What is expected.
Where a line in the listing contains the string "heading", copy that line out.

● ● ●

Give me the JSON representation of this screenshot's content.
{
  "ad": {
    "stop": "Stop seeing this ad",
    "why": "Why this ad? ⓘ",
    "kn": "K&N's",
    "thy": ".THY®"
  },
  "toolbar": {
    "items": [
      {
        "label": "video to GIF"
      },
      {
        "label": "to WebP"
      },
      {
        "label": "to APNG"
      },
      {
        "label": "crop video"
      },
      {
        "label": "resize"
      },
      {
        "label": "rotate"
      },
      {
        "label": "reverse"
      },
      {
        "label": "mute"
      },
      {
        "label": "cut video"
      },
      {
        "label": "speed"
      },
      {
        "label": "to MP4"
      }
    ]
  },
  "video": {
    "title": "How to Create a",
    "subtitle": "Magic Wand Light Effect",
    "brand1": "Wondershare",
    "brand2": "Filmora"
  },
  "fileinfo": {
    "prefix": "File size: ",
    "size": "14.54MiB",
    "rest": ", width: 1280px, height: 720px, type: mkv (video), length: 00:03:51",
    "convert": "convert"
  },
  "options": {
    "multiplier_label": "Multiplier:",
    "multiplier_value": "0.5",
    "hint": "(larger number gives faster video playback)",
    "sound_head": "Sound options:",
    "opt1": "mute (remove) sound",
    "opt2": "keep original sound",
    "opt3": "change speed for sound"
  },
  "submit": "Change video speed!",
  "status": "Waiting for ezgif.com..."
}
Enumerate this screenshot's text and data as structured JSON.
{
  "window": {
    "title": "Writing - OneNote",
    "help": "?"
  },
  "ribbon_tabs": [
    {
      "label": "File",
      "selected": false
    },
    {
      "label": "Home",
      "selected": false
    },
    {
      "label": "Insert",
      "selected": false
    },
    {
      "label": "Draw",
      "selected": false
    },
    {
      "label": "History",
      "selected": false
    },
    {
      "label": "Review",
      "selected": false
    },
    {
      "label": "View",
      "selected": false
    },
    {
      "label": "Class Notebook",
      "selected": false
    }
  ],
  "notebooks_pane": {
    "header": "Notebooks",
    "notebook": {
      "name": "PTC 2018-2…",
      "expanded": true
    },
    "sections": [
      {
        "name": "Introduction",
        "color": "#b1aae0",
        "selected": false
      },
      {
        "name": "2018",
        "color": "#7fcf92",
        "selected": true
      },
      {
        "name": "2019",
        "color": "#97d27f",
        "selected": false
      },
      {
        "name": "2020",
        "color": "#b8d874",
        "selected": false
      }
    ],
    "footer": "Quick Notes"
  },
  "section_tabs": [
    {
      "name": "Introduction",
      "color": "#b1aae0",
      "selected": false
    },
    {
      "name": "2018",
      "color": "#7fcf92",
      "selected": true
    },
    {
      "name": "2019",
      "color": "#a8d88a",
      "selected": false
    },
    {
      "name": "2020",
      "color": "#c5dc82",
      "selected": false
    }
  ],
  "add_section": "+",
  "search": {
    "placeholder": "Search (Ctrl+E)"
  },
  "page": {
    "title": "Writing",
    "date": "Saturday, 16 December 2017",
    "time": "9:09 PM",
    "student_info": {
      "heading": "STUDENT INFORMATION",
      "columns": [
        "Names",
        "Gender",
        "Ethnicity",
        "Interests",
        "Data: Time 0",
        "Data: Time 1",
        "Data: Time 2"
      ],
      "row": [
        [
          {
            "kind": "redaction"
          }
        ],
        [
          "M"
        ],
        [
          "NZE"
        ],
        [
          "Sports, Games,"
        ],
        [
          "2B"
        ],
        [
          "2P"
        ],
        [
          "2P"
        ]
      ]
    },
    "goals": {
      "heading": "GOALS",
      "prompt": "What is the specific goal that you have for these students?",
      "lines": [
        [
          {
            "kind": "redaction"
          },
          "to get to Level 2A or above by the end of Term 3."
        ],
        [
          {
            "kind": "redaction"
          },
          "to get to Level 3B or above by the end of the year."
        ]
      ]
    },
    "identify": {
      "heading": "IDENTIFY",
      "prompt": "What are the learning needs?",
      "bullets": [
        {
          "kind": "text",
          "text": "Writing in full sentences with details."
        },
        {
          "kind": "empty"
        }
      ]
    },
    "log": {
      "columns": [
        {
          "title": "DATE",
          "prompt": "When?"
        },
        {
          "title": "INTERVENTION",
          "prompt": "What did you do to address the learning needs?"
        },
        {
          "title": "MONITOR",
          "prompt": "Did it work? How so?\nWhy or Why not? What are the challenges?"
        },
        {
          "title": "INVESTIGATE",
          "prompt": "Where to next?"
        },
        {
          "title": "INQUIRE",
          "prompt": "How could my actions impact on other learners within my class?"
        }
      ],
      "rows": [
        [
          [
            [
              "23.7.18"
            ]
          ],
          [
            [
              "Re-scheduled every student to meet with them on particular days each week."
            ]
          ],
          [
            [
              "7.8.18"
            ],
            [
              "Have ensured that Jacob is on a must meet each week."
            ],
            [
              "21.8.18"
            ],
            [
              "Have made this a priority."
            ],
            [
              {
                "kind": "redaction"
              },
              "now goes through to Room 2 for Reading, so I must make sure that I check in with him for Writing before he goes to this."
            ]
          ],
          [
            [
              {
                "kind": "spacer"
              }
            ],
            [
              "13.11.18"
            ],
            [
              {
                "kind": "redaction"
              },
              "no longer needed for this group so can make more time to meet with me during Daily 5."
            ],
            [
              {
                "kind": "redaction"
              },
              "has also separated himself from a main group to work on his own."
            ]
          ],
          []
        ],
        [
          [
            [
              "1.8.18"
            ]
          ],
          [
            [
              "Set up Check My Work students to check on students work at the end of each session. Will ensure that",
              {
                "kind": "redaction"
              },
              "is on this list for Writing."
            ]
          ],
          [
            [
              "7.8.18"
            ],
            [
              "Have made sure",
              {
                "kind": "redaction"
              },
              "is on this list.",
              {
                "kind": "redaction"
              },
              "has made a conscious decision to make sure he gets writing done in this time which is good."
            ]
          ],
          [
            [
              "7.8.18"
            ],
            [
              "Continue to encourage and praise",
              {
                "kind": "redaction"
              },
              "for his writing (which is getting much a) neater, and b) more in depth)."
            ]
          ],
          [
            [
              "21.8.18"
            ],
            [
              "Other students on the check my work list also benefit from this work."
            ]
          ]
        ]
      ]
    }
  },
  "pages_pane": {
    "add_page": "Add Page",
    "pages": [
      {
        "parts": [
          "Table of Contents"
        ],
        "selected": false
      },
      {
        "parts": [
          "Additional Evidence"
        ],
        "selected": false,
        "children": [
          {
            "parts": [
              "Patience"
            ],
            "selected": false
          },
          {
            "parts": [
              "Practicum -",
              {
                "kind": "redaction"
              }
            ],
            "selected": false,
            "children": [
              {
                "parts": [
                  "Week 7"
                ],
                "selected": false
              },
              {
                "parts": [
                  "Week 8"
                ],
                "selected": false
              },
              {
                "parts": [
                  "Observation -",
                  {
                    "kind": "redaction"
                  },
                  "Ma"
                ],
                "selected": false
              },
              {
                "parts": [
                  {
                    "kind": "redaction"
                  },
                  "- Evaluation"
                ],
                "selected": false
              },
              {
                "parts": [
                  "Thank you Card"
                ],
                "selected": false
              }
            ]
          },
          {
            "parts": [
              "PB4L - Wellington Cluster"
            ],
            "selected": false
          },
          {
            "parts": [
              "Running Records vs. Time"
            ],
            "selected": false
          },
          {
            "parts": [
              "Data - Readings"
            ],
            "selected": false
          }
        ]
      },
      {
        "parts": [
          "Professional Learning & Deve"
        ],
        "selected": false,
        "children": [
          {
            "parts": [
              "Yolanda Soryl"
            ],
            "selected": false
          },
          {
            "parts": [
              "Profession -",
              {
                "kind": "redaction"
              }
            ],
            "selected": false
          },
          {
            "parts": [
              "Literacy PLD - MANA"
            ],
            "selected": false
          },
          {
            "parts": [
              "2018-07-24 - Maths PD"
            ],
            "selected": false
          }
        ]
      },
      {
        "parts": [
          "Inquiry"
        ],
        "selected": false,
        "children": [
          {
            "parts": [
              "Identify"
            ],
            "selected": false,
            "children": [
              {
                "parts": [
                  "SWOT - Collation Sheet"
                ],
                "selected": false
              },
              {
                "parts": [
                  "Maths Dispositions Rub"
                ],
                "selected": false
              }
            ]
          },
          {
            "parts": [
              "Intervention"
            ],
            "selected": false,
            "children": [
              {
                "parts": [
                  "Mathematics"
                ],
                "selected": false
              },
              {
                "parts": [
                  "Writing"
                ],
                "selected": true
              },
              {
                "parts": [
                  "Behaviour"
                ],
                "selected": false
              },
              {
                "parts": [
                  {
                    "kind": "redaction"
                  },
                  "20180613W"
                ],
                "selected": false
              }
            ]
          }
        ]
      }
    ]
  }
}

● ● ●

Solution for this task.
      "heading": "STUDENT INFORMATION",
      "heading": "GOALS",
      "heading": "IDENTIFY",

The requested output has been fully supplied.